## WORK INSTRUCTIONS
Restate the entire listing word for word.

━━ STORED ROWS

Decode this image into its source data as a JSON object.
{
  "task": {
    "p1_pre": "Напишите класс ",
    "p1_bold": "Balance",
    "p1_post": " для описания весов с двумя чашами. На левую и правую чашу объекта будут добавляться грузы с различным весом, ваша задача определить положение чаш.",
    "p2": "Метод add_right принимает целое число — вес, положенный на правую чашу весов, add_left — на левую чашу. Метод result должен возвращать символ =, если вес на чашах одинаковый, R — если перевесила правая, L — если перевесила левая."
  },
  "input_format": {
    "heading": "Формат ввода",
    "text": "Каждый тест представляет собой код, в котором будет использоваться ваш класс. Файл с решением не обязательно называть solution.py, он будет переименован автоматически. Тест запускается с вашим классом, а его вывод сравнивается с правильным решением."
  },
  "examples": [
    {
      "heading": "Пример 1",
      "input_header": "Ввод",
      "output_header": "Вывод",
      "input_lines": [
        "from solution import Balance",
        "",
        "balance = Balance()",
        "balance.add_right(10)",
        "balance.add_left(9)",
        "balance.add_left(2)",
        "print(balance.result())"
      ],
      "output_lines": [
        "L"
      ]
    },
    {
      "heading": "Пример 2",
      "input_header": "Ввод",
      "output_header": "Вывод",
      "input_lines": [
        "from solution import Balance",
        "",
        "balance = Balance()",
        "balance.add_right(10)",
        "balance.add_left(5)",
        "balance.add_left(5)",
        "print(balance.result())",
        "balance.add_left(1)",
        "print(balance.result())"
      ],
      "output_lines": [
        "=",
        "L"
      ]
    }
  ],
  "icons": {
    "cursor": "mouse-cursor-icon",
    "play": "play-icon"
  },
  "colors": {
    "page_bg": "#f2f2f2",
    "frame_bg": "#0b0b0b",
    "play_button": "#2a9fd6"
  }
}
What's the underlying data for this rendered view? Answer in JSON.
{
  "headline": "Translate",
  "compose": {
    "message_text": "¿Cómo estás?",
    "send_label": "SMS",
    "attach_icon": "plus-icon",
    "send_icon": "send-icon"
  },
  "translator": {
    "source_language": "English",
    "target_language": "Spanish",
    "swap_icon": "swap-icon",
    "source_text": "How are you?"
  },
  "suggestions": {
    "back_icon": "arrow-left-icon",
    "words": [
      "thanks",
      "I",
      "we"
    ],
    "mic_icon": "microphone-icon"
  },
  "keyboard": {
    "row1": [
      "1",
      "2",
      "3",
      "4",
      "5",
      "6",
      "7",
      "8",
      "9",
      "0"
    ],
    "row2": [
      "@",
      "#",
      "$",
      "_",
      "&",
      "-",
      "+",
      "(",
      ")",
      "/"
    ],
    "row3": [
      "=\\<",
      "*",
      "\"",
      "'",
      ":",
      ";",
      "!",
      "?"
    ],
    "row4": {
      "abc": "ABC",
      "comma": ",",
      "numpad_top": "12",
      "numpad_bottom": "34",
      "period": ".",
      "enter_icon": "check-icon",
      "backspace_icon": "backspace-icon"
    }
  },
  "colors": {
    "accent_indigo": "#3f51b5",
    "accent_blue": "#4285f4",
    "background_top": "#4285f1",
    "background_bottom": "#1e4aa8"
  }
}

━━━━

## EXERCISE OUTPUT
Decode this image into its source data as a JSON object.
{
  "task": {
    "p1_pre": "Напишите класс ",
    "p1_bold": "Balance",
    "p1_post": " для описания весов с двумя чашами. На левую и правую чашу объекта будут добавляться грузы с различным весом, ваша задача определить положение чаш.",
    "p2": "Метод add_right принимает целое число — вес, положенный на правую чашу весов, add_left — на левую чашу. Метод result должен возвращать символ =, если вес на чашах одинаковый, R — если перевесила правая, L — если перевесила левая."
  },
  "input_format": {
    "heading": "Формат ввода",
    "text": "Каждый тест представляет собой код, в котором будет использоваться ваш класс. Файл с решением не обязательно называть solution.py, он будет переименован автоматически. Тест запускается с вашим классом, а его вывод сравнивается с правильным решением."
  },
  "examples": [
    {
      "heading": "Пример 1",
      "input_header": "Ввод",
      "output_header": "Вывод",
      "input_lines": [
        "from solution import Balance",
        "",
        "balance = Balance()",
        "balance.add_right(10)",
        "balance.add_left(9)",
        "balance.add_left(2)",
        "print(balance.result())"
      ],
      "output_lines": [
        "L"
      ]
    },
    {
      "heading": "Пример 2",
      "input_header": "Ввод",
      "output_header": "Вывод",
      "input_lines": [
        "from solution import Balance",
        "",
        "balance = Balance()",
        "balance.add_right(10)",
        "balance.add_left(5)",
        "balance.add_left(5)",
        "print(balance.result())",
        "balance.add_left(1)",
        "print(balance.result())"
      ],
      "output_lines": [
        "=",
        "L"
      ]
    }
  ],
  "icons": {
    "cursor": "mouse-cursor-icon",
    "play": "play-icon"
  },
  "colors": {
    "page_bg": "#f2f2f2",
    "frame_bg": "#0b0b0b",
    "play_button": "#2a9fd6"
  }
}
What's the underlying data for this rendered view? Answer in JSON.
{
  "headline": "Translate",
  "compose": {
    "message_text": "¿Cómo estás?",
    "send_label": "SMS",
    "attach_icon": "plus-icon",
    "send_icon": "send-icon"
  },
  "translator": {
    "source_language": "English",
    "target_language": "Spanish",
    "swap_icon": "swap-icon",
    "source_text": "How are you?"
  },
  "suggestions": {
    "back_icon": "arrow-left-icon",
    "words": [
      "thanks",
      "I",
      "we"
    ],
    "mic_icon": "microphone-icon"
  },
  "keyboard": {
    "row1": [
      "1",
      "2",
      "3",
      "4",
      "5",
      "6",
      "7",
      "8",
      "9",
      "0"
    ],
    "row2": [
      "@",
      "#",
      "$",
      "_",
      "&",
      "-",
      "+",
      "(",
      ")",
      "/"
    ],
    "row3": [
      "=\\<",
      "*",
      "\"",
      "'",
      ":",
      ";",
      "!",
      "?"
    ],
    "row4": {
      "abc": "ABC",
      "comma": ",",
      "numpad_top": "12",
      "numpad_bottom": "34",
      "period": ".",
      "enter_icon": "check-icon",
      "backspace_icon": "backspace-icon"
    }
  },
  "colors": {
    "accent_indigo": "#3f51b5",
    "accent_blue": "#4285f4",
    "background_top": "#4285f1",
    "background_bottom": "#1e4aa8"
  }
}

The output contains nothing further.